(Collected data)

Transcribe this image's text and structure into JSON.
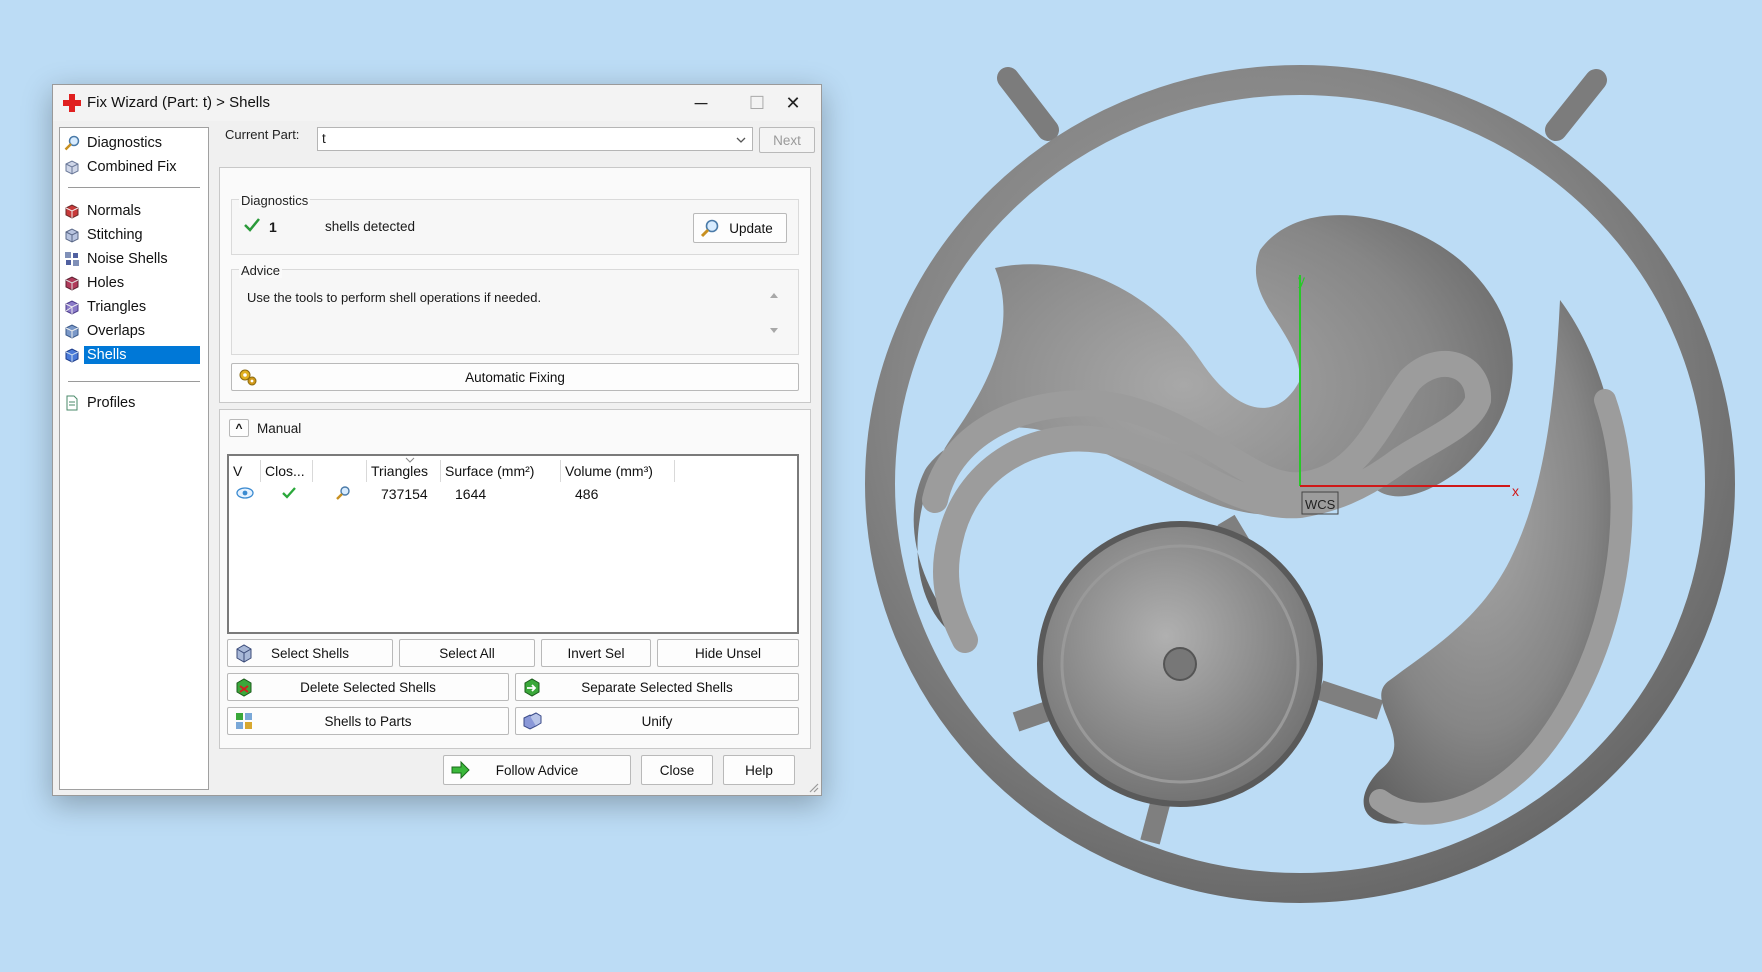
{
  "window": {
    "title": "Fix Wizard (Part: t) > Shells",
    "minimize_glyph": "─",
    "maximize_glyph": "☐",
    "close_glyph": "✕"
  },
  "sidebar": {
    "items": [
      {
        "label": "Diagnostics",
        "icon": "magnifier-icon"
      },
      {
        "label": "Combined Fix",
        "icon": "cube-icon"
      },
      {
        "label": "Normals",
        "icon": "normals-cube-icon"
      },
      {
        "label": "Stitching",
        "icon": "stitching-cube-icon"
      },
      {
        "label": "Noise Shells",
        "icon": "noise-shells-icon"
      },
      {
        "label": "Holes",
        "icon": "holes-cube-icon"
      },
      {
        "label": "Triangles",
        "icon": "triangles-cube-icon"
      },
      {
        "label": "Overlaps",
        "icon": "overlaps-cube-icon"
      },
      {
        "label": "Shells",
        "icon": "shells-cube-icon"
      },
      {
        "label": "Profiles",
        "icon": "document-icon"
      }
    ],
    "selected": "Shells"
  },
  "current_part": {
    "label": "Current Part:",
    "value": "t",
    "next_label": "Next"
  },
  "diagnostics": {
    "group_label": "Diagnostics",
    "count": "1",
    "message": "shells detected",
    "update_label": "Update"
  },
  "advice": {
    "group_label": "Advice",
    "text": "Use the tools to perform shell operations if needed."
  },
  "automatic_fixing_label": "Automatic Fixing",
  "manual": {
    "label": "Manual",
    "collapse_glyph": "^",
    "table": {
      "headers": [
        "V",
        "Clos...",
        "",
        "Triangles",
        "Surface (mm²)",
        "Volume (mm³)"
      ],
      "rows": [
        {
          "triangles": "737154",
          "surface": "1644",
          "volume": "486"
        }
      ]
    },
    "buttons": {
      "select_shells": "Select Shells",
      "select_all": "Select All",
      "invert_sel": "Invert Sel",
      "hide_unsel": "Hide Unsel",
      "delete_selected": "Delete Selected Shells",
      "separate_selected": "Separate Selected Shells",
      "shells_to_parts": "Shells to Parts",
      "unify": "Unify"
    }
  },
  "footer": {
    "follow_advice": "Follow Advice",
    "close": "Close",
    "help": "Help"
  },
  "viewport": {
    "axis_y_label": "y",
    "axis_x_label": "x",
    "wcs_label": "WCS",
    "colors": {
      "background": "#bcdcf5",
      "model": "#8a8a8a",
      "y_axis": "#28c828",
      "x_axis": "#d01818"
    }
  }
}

==

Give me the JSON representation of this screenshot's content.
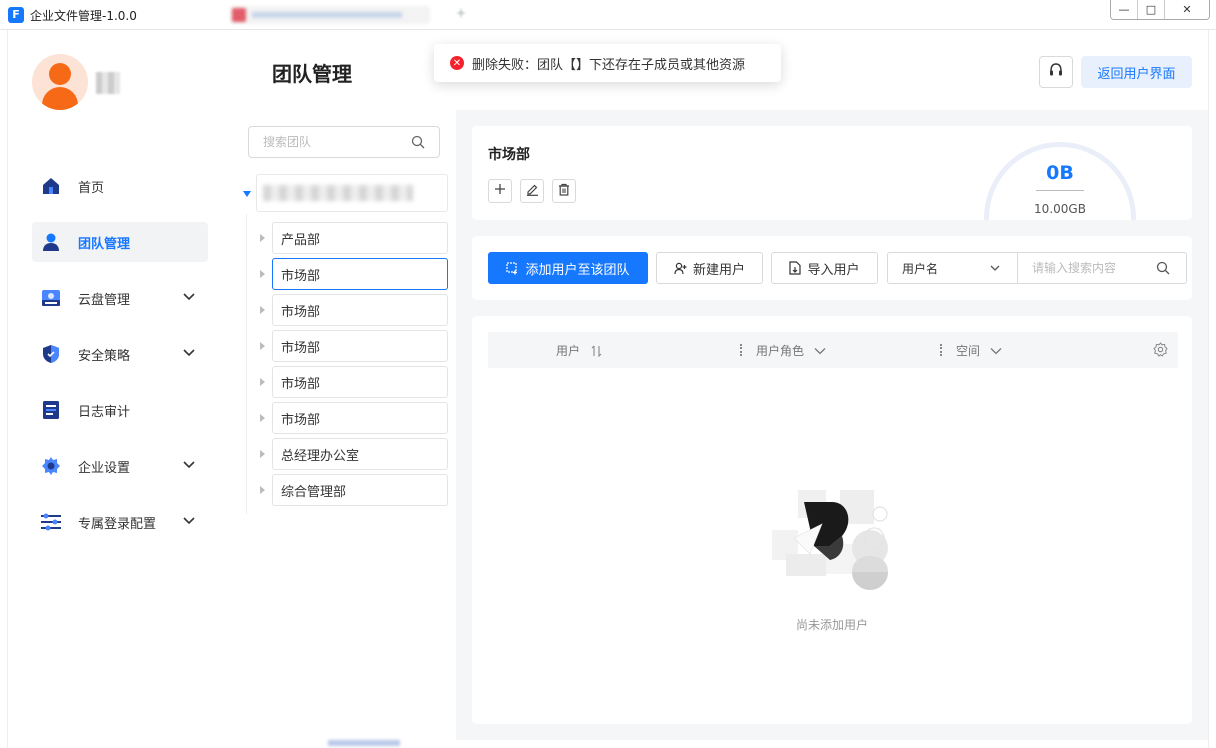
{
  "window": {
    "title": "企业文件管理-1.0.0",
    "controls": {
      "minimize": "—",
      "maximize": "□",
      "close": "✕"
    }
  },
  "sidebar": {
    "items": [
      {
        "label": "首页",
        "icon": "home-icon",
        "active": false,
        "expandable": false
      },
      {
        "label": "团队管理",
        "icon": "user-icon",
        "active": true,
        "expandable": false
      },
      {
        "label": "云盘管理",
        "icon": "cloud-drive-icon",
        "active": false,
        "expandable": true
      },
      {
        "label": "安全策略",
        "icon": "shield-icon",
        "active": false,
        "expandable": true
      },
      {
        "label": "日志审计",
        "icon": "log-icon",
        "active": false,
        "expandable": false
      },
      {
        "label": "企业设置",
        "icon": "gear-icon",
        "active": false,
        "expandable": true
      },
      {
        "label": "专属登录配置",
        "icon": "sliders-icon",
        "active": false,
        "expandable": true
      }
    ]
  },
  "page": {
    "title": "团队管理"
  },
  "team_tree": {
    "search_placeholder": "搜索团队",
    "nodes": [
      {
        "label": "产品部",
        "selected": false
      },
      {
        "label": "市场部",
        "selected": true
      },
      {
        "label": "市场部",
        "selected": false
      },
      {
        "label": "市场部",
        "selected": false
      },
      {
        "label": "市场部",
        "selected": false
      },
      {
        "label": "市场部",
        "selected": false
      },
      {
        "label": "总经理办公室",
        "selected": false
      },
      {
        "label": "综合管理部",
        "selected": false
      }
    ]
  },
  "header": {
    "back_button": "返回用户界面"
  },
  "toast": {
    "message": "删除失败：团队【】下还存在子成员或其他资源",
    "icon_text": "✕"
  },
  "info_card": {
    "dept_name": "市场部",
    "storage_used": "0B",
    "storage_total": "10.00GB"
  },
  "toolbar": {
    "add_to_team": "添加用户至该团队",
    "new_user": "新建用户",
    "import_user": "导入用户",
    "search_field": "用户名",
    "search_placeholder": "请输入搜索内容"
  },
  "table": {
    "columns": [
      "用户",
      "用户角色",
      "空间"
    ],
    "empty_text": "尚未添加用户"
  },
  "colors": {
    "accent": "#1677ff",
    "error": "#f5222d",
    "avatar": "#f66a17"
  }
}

* [What to do]
Find the word "cube" in the data and copy out each line where it turns up.

* [Solution to the exercise]
        "icon": "cube-icon"
        "icon": "normals-cube-icon"
        "icon": "stitching-cube-icon"
        "icon": "holes-cube-icon"
        "icon": "triangles-cube-icon"
        "icon": "overlaps-cube-icon"
        "icon": "shells-cube-icon"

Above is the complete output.